Ariat and tailored sportmans


----------



## Hidalgo13 (Dec 24, 2010)

Elation. COmfy and economical.


----------



## equiniphile (Aug 16, 2009)

Does anyone have any experience with the Riding Sport brand from Dover? I have a coupon for these:

Riding Sport™ Euro Collection Plaid Full Seat Breeches | Dover Saddlery


----------



## DuffyDuck (Sep 27, 2011)

HV Polo- good looking but rubbish quality
Meister- Custom made, lasted me forever.
Pfiff- HALD PRICE and still cost a fortune

And my fave.. Global (some may have seen in my picture threads.. the checked ones xD) have lasted me around 5 years of every day riding!


----------



## huntrjumprjenn (Jul 26, 2011)

I love my Tailored Sportsmans. I think they are classically great with awesome quality and that professional, polished look that I so love.


----------



## gigem88 (May 10, 2011)

I love Kerrits, mainly because there sizes are easy! S, M, L or XL.


----------



## rachelgem (Oct 22, 2011)

Saxon and Dublin are both super comfortable, and Requisite too


----------



## VT Trail Trotters (Jul 21, 2011)

Kerrits make great equestrian stuff. But i am a dude and they only make womens clothing.


----------



## With Grace (Oct 20, 2011)

Besides a horse lover, my other hobby is fashion...I LOVE clothes...so with that being said, I have quite a few pairs of breeches.
My favorite is Goode Rider denim, but I also have 2 tan Ariats, Tailored Sportsman, 2 Kerrits winter breeches, Kerrits tights for summer, and I just picked up a pair of Goode Rider white breeches for show season.


----------



## MyLittleHunter (Jul 20, 2009)

For breeches I have pairs from: 

Tuff Rider 
On Course 
Irideon
Kerrit
Equistar
Ariat 

I've gathered quite the collection. Only 3 pairs I've actually bought myself. All the others were given to me by horsey friends. lol.


----------



## Skyseternalangel (Jul 23, 2011)

* WHAT TO DO
(a) Retype the breeches thread word for word, covering everything from "## DuffyDuck (Sep" down to "(Jul 26, 2011)".
(b) In the breeches thread, which brands does MyLittleHunter say they have breeches from?
(c) Do these statements agree with the breeches thread? Answer yes or no for each, and quote the words that decide it.
(i) gigem88 likes Kerrits mainly because of the sizing.
(ii) VT Trail Trotters says Kerrits makes clothing for men.
(iii) MyLittleHunter bought every pair in their collection themselves.

* DATA ROWS
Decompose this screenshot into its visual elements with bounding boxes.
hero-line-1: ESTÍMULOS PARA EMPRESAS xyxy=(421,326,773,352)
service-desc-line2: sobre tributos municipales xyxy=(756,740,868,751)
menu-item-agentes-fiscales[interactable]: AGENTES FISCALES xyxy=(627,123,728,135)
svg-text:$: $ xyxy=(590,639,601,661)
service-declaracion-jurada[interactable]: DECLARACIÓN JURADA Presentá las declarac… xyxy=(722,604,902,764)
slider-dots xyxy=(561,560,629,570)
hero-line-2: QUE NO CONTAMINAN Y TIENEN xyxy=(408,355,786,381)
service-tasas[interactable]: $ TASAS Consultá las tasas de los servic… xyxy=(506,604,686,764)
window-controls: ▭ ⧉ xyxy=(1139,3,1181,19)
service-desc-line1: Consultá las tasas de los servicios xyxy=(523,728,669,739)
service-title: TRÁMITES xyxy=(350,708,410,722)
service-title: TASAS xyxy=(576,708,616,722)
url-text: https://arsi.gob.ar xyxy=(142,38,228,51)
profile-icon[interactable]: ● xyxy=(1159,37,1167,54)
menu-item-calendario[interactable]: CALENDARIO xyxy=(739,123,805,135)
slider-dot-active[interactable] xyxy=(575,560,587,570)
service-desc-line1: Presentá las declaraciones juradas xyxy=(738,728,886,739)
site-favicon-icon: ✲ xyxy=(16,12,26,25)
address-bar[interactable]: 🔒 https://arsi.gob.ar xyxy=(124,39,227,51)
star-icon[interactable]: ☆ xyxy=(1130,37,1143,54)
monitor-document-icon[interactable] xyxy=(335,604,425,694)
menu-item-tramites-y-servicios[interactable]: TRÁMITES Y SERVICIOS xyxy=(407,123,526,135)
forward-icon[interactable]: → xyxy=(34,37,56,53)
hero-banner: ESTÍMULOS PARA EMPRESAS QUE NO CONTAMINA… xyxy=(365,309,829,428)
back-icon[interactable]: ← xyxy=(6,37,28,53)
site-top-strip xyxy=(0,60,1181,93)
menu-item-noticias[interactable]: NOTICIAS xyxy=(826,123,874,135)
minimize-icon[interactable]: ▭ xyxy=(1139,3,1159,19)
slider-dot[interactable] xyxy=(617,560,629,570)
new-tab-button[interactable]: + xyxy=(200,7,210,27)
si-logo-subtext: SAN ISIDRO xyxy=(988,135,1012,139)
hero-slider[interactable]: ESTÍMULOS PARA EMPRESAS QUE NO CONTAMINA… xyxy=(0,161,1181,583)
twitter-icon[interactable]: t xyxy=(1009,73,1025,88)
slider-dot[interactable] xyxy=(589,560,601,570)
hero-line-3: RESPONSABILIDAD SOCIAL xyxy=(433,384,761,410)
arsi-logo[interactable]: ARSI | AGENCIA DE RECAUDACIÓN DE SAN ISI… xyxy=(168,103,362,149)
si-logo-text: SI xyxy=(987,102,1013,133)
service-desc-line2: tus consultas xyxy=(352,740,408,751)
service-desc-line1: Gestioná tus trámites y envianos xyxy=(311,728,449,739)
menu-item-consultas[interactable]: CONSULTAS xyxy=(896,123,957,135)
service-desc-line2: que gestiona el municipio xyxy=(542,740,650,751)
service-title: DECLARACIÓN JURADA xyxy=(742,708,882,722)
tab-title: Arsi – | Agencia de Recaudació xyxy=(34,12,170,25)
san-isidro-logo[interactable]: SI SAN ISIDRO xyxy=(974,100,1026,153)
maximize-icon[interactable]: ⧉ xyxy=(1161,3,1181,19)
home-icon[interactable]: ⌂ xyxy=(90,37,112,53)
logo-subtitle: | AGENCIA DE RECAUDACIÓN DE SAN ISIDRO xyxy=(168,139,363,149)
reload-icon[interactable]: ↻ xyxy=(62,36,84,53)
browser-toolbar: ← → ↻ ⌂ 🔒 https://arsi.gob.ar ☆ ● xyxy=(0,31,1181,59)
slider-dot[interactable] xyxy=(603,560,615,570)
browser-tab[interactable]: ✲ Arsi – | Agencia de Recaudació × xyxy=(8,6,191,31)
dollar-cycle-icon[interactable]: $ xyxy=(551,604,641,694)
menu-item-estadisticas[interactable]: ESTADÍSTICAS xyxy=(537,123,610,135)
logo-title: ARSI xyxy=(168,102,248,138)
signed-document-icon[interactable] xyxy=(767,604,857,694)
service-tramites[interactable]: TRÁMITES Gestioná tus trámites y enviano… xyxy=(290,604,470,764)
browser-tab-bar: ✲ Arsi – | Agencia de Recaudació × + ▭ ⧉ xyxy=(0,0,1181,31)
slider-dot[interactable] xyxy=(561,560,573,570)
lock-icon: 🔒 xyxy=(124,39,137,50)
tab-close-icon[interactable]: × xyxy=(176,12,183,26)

* EXERCISE ANSWERS
(a)
## DuffyDuck (Sep 27, 2011)

HV Polo- good looking but rubbish quality
Meister- Custom made, lasted me forever.
Pfiff- HALD PRICE and still cost a fortune

And my fave.. Global (some may have seen in my picture threads.. the checked ones xD) have lasted me around 5 years of every day riding!


----------



## huntrjumprjenn (Jul 26, 2011)

(b)
Tuff Rider
On Course
Irideon
Kerrit
Equistar
Ariat

(c)
(i) Yes: "I love Kerrits, mainly because there sizes are easy!"
(ii) No: "they only make womens clothing."
(iii) No: "Only 3 pairs I've actually bought myself."